→ **What you need to do**: Only the number is wanted: how many lines contain the word "Arbeitgeber"?

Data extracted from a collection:
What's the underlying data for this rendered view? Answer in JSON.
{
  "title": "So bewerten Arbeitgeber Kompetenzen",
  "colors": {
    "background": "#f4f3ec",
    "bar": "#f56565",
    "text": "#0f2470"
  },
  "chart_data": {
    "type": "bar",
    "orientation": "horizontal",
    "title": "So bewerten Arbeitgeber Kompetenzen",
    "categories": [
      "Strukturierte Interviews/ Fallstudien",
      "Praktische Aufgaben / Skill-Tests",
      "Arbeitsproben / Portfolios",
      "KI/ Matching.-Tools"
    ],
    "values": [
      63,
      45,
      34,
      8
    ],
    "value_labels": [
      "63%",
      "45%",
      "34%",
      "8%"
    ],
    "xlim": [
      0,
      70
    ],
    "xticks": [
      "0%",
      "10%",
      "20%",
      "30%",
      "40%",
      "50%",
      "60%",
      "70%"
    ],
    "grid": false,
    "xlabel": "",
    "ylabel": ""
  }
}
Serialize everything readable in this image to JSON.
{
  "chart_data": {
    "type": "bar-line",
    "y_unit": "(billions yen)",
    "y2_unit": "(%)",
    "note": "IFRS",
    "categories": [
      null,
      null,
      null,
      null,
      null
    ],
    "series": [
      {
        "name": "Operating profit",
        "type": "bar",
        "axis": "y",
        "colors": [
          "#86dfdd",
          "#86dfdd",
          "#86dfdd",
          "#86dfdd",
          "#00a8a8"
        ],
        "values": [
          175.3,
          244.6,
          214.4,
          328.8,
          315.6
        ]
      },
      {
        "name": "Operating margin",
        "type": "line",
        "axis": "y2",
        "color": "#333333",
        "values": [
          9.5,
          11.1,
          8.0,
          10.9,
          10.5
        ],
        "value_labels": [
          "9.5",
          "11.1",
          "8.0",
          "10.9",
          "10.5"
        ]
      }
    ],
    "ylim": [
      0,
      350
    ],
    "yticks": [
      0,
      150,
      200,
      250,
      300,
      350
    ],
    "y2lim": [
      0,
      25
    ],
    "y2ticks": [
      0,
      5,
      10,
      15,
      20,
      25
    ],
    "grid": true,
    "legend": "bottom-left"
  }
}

→ **Answer to the task**: 2